Copy out the listing that follows, exact in every word, and skip the images.
>> start Provided data
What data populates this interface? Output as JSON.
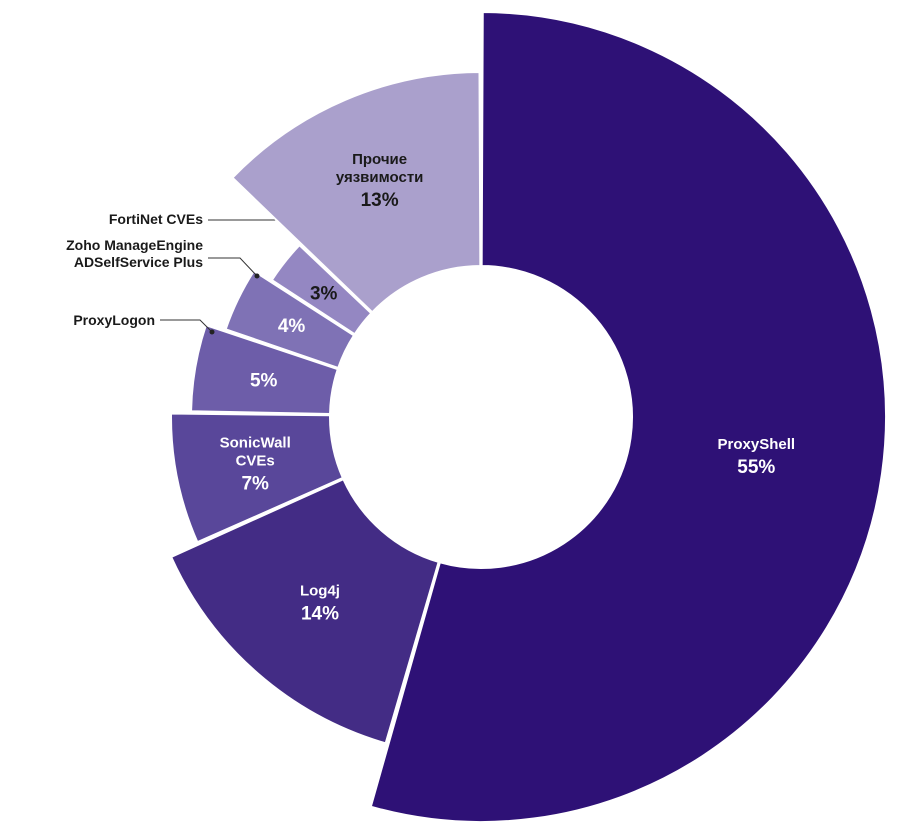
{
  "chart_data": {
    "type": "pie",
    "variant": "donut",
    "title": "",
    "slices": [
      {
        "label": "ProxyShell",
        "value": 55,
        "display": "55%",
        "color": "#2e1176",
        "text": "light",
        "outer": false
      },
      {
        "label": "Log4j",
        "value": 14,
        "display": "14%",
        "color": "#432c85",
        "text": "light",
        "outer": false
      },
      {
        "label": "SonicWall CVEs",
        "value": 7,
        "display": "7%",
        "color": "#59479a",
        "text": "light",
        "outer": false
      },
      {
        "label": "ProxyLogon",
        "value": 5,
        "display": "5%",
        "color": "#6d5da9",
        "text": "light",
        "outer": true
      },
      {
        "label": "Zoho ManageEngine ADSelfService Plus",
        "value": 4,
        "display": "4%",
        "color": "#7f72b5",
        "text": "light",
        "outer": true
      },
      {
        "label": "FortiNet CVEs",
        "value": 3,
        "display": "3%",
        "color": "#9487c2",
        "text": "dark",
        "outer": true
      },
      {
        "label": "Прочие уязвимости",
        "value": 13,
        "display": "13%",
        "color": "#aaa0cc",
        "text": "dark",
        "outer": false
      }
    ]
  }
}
>> end Provided data
:: Completed exercise ::
What data populates this interface? Output as JSON.
{
  "chart_data": {
    "type": "pie",
    "variant": "donut",
    "title": "",
    "slices": [
      {
        "label": "ProxyShell",
        "value": 55,
        "display": "55%",
        "color": "#2e1176",
        "text": "light",
        "outer": false
      },
      {
        "label": "Log4j",
        "value": 14,
        "display": "14%",
        "color": "#432c85",
        "text": "light",
        "outer": false
      },
      {
        "label": "SonicWall CVEs",
        "value": 7,
        "display": "7%",
        "color": "#59479a",
        "text": "light",
        "outer": false
      },
      {
        "label": "ProxyLogon",
        "value": 5,
        "display": "5%",
        "color": "#6d5da9",
        "text": "light",
        "outer": true
      },
      {
        "label": "Zoho ManageEngine ADSelfService Plus",
        "value": 4,
        "display": "4%",
        "color": "#7f72b5",
        "text": "light",
        "outer": true
      },
      {
        "label": "FortiNet CVEs",
        "value": 3,
        "display": "3%",
        "color": "#9487c2",
        "text": "dark",
        "outer": true
      },
      {
        "label": "Прочие уязвимости",
        "value": 13,
        "display": "13%",
        "color": "#aaa0cc",
        "text": "dark",
        "outer": false
      }
    ]
  }
}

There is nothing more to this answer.